Collected data entries
━━━━━━

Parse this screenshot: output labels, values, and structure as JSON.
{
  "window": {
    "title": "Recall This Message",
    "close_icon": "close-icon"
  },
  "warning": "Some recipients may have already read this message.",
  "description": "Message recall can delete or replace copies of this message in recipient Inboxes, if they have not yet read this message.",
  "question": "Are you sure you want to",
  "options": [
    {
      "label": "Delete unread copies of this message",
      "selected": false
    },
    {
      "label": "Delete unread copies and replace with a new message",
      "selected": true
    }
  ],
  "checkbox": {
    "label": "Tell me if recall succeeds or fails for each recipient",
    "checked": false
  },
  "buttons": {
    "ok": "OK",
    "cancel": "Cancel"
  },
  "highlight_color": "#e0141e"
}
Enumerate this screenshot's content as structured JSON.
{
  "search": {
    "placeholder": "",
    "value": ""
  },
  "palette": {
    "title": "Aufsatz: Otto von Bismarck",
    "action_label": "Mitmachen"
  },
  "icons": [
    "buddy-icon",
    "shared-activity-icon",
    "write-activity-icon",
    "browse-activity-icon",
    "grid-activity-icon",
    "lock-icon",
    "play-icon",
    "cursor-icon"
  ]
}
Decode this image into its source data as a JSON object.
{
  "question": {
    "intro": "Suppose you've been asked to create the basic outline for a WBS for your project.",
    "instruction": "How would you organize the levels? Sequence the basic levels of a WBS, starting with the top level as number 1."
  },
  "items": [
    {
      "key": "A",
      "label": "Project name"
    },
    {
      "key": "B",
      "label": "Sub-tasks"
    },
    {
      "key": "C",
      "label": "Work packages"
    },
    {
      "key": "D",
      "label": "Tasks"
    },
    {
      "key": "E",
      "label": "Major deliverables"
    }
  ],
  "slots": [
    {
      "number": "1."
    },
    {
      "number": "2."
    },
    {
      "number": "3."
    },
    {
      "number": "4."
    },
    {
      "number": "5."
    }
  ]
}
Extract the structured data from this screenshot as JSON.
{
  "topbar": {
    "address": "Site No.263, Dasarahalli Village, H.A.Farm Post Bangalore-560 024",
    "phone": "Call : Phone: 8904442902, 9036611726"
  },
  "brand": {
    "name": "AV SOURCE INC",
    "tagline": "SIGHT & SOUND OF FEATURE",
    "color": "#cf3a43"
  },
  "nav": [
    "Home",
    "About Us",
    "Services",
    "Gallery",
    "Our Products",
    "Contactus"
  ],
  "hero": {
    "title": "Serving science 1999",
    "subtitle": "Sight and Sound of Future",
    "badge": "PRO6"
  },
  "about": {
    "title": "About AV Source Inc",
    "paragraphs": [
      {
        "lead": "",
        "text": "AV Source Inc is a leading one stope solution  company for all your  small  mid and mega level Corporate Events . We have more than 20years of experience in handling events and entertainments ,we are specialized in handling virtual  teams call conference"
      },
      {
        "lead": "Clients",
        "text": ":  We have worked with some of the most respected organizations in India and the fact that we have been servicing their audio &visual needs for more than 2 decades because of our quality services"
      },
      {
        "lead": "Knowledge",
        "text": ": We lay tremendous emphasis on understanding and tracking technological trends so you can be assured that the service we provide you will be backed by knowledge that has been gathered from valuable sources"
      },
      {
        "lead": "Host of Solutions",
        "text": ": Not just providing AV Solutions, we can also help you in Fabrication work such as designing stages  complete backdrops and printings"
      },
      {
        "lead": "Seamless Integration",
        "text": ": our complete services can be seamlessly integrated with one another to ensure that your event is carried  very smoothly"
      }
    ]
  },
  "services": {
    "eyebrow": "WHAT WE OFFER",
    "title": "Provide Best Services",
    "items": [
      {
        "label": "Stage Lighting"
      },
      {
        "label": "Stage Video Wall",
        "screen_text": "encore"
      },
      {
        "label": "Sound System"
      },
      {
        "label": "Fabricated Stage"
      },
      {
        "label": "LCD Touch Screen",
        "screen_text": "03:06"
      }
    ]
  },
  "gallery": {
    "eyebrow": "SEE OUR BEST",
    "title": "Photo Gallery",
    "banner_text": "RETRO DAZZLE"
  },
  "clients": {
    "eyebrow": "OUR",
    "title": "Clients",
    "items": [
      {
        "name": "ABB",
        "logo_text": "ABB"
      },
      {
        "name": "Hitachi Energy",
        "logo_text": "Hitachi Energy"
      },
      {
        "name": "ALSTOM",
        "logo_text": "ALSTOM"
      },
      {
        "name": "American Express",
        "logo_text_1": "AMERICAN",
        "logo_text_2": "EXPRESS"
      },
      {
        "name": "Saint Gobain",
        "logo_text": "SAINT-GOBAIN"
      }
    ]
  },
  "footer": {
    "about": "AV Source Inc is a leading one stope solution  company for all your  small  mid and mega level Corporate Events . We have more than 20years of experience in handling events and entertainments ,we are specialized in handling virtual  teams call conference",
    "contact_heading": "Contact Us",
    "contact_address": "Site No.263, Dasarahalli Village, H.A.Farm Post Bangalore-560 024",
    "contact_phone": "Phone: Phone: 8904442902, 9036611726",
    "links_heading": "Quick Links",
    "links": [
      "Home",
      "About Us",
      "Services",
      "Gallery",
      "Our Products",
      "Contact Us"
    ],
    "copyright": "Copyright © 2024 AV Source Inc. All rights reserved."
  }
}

━━━━━━

_GIVEN PROBLEM_. Using the material above, count the lines containing the word "conference". Reply with the number alone.

_FULL OUTPUT_. 2